Problem description
Each line in the entries below that holds the string "Virginia" is to be listed.

Given information
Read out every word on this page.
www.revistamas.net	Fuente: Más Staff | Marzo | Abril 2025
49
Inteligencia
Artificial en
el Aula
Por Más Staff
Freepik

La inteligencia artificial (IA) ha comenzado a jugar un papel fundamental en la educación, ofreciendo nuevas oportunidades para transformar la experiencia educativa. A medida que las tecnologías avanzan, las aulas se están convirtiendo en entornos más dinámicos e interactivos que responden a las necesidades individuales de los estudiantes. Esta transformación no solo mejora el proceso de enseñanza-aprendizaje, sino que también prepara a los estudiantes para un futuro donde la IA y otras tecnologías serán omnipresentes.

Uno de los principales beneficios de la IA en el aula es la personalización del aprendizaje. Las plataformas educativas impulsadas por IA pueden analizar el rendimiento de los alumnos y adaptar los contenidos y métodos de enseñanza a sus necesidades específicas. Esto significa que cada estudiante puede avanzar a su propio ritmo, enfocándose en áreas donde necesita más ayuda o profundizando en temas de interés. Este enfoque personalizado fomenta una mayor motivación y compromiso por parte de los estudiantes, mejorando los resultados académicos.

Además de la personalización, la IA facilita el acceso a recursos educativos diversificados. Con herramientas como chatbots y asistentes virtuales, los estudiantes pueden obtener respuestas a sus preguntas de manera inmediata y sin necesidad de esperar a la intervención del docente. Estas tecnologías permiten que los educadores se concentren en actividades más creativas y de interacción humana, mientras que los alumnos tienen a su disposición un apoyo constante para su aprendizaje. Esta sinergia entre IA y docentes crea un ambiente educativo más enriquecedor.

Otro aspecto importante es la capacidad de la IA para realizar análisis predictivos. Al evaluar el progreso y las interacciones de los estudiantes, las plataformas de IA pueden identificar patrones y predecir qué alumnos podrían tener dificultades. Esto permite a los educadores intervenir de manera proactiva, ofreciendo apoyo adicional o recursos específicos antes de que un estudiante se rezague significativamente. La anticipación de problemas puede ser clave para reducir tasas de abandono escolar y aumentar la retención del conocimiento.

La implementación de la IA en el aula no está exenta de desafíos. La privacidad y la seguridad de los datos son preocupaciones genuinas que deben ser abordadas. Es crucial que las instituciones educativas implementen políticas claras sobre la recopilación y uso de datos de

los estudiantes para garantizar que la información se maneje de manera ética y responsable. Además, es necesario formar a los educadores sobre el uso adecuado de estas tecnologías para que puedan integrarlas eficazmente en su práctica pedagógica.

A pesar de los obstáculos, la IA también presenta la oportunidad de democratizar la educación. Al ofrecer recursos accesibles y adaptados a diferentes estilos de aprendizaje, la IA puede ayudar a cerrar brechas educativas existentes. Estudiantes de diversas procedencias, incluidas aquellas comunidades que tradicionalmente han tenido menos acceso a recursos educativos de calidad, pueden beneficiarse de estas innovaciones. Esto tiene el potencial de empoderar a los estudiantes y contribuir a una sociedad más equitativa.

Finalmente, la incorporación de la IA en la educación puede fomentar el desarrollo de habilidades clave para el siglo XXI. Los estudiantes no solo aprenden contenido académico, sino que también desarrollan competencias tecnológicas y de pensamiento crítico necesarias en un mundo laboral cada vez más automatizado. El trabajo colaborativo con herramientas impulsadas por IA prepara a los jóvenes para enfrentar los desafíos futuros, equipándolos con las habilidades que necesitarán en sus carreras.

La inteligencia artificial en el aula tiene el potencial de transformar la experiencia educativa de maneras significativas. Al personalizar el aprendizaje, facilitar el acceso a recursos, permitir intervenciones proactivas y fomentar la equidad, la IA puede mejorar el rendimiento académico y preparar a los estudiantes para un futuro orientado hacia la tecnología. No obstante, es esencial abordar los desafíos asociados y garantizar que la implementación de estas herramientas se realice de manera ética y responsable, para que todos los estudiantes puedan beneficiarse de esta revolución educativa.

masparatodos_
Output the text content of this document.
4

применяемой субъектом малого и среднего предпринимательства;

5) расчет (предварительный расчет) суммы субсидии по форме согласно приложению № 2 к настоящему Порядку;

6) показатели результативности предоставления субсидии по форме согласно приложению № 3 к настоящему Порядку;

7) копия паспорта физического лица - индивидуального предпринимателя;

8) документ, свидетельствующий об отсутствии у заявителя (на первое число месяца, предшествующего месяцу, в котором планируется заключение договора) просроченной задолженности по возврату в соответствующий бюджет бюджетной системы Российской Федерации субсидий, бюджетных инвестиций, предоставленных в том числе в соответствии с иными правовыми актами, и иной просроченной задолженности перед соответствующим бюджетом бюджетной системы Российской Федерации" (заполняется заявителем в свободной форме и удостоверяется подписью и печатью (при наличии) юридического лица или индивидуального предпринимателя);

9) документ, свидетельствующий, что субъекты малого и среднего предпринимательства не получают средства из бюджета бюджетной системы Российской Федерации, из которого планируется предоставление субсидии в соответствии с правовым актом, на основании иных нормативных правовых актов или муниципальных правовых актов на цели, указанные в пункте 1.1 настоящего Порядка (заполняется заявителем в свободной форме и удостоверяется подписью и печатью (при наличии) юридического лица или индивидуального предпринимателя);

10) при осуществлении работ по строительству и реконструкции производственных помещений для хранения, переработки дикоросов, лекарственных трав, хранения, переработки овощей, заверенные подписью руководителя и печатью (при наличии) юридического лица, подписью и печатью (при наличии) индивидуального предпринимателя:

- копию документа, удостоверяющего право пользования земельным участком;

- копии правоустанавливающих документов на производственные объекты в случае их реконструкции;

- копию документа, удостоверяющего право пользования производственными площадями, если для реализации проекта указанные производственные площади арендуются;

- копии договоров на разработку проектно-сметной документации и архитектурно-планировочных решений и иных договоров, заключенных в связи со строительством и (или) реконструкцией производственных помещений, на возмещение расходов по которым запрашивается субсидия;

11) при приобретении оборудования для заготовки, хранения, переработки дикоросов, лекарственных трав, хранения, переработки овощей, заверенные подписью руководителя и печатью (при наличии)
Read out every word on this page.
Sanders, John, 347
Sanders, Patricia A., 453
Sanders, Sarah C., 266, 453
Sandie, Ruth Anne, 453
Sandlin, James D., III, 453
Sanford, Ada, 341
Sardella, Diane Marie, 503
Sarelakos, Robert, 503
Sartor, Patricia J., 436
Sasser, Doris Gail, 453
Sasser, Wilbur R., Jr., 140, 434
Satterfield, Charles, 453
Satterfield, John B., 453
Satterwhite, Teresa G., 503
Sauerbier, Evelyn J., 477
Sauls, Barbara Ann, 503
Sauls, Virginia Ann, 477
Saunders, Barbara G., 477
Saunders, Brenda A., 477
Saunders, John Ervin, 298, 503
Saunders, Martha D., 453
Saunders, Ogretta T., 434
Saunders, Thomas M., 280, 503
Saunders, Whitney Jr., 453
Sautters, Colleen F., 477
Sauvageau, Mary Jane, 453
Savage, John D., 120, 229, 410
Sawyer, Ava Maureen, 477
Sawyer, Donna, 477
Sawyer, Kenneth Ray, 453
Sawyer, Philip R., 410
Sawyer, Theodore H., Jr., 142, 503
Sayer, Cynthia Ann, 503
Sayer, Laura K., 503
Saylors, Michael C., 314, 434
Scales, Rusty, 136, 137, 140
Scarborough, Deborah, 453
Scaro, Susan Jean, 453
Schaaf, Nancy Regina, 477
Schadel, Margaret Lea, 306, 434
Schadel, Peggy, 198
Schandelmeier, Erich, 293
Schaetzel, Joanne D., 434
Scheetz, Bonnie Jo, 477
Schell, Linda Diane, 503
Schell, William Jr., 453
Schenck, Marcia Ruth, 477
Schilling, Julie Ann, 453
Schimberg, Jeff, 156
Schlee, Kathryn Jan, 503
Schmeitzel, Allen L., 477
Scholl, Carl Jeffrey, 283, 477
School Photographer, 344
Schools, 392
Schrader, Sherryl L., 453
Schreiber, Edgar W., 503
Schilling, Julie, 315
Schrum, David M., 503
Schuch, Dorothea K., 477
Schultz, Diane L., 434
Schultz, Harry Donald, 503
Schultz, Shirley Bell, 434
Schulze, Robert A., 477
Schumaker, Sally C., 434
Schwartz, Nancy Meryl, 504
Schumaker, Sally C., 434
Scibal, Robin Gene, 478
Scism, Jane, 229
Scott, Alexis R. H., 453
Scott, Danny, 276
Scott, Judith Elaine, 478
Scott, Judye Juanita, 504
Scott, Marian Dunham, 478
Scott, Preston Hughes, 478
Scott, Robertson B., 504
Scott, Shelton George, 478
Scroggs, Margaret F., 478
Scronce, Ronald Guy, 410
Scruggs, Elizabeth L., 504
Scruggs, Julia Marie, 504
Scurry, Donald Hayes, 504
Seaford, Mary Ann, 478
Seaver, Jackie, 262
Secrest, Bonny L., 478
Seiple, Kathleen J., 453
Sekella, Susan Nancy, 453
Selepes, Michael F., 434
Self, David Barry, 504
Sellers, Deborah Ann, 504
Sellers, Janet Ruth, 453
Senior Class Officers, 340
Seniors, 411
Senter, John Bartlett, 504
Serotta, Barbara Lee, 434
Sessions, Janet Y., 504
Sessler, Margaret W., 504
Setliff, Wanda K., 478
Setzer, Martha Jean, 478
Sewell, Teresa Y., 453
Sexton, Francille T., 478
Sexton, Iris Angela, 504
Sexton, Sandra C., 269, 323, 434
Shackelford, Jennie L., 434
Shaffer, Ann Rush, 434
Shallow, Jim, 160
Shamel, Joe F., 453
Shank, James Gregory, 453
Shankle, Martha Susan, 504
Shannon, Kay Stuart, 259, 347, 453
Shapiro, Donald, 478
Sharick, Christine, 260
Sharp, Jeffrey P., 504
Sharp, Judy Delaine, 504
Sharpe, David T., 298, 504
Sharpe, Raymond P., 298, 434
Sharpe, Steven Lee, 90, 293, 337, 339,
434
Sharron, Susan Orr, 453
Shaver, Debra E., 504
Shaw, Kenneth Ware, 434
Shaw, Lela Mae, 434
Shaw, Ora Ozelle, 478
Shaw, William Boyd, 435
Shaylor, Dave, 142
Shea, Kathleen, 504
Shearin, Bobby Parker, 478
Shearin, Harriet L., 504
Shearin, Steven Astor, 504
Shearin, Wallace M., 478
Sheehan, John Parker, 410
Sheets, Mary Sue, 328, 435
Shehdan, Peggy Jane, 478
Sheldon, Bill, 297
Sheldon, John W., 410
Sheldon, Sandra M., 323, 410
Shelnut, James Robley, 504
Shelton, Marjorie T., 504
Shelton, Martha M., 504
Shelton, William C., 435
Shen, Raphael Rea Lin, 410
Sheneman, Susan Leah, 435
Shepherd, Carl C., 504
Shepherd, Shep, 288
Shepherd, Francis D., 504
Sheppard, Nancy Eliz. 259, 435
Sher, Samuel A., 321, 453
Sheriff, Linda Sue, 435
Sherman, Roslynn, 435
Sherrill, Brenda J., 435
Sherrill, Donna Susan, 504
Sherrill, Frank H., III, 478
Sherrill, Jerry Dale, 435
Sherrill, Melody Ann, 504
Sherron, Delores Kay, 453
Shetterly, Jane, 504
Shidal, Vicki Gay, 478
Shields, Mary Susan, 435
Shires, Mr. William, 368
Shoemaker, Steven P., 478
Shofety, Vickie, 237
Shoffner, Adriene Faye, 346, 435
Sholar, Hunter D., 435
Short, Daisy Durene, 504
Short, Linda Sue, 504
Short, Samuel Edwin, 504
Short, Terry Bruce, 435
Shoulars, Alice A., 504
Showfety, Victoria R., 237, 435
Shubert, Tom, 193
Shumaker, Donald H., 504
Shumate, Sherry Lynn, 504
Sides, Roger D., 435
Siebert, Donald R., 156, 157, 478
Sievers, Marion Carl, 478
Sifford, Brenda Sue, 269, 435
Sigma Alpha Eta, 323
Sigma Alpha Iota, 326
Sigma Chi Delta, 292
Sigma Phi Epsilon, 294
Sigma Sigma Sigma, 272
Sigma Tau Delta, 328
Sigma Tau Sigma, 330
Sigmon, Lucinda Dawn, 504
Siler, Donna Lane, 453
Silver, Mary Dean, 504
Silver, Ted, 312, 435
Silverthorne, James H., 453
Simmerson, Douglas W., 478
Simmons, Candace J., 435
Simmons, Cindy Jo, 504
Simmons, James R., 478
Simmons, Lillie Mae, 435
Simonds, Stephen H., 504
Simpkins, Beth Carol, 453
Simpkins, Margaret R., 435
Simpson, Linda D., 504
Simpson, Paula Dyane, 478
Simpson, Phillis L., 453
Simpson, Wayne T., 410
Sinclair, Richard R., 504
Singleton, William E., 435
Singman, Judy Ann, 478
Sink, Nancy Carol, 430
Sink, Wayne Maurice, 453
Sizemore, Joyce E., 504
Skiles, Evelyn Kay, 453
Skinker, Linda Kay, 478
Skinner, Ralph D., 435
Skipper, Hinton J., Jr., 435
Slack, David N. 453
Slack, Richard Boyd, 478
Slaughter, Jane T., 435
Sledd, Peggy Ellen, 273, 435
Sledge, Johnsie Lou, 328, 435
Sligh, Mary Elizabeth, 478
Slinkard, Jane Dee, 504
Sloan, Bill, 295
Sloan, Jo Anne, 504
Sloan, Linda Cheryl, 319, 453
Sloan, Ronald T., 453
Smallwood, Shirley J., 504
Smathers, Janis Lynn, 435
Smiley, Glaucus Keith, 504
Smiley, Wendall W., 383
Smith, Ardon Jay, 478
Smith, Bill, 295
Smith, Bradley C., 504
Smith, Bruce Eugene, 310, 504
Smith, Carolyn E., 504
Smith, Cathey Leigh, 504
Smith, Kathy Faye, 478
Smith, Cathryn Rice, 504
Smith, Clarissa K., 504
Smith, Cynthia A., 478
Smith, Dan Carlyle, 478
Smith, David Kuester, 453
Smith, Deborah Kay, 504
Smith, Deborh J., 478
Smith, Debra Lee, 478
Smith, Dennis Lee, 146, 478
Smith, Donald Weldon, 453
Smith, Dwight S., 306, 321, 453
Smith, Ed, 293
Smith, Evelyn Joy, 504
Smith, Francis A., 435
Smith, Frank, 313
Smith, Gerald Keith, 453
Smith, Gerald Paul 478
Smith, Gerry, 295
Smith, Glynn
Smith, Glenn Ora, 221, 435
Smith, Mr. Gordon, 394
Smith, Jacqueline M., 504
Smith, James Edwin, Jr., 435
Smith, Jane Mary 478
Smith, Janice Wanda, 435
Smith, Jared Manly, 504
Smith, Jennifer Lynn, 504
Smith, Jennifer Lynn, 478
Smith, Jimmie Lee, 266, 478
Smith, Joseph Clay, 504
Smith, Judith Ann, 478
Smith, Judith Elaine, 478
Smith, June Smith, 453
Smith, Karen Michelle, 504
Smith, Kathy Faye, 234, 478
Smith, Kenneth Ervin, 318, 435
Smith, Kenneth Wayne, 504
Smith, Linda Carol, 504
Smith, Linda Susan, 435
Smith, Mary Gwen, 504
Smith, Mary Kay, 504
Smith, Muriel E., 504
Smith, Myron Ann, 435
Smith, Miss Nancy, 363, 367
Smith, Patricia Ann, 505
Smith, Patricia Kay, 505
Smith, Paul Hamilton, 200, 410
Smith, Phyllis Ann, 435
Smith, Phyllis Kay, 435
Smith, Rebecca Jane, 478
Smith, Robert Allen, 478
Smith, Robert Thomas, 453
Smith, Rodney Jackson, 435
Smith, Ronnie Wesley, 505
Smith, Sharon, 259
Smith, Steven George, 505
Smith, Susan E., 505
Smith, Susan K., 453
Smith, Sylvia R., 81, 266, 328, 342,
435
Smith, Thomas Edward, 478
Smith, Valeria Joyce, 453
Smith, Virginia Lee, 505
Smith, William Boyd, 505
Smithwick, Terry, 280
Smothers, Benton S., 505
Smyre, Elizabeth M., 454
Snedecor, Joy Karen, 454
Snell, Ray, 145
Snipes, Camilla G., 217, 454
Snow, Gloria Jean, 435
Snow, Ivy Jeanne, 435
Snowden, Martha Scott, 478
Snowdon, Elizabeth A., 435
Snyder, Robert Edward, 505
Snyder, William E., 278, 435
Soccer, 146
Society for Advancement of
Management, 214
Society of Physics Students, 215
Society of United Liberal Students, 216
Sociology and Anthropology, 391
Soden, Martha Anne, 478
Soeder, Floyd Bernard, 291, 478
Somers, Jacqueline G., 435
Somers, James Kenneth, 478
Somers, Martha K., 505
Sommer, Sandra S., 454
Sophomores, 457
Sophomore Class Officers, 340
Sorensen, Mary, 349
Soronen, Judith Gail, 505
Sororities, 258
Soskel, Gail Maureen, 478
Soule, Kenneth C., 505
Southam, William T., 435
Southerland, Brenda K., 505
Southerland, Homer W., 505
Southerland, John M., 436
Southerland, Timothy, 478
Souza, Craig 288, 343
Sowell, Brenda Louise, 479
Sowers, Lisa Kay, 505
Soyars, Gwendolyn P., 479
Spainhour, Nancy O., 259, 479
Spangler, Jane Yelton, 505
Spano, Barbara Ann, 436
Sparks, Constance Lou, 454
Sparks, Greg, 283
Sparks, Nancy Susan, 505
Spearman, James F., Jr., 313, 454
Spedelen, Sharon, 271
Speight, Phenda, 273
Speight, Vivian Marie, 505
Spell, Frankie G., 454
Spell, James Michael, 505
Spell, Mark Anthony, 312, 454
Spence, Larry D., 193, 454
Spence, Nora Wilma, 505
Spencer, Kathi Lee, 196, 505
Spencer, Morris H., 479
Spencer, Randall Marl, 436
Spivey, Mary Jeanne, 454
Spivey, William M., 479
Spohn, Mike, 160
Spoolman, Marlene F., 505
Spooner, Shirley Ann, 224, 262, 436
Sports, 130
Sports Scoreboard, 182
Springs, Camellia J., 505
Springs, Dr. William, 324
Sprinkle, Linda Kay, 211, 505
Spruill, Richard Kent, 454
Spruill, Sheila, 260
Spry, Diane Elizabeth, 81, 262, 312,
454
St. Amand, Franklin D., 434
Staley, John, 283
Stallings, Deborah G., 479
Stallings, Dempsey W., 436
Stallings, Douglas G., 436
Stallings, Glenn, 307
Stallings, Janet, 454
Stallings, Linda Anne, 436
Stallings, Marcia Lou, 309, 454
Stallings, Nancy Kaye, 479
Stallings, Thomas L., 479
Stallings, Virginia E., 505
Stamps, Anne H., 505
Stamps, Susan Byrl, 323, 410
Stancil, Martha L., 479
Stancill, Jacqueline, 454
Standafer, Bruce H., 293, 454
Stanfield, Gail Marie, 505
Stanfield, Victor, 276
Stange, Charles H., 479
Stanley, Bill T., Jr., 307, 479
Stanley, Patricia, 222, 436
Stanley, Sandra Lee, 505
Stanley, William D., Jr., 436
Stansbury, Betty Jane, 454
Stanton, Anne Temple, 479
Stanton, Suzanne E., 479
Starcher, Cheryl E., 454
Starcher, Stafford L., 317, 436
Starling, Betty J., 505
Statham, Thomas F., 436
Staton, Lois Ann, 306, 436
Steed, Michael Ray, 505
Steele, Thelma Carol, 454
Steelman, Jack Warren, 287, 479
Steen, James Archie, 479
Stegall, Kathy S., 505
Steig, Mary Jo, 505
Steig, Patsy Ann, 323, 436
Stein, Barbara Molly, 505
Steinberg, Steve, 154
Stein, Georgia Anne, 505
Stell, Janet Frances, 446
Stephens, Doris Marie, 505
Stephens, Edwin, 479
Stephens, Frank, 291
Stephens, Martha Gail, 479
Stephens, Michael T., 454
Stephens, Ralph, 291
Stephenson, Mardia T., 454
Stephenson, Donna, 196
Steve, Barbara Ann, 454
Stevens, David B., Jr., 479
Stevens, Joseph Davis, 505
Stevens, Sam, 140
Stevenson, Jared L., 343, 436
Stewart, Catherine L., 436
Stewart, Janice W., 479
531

Response for this exercise
Sauls, Virginia Ann, 477
Smith, Virginia Lee, 505
Stallings, Virginia E., 505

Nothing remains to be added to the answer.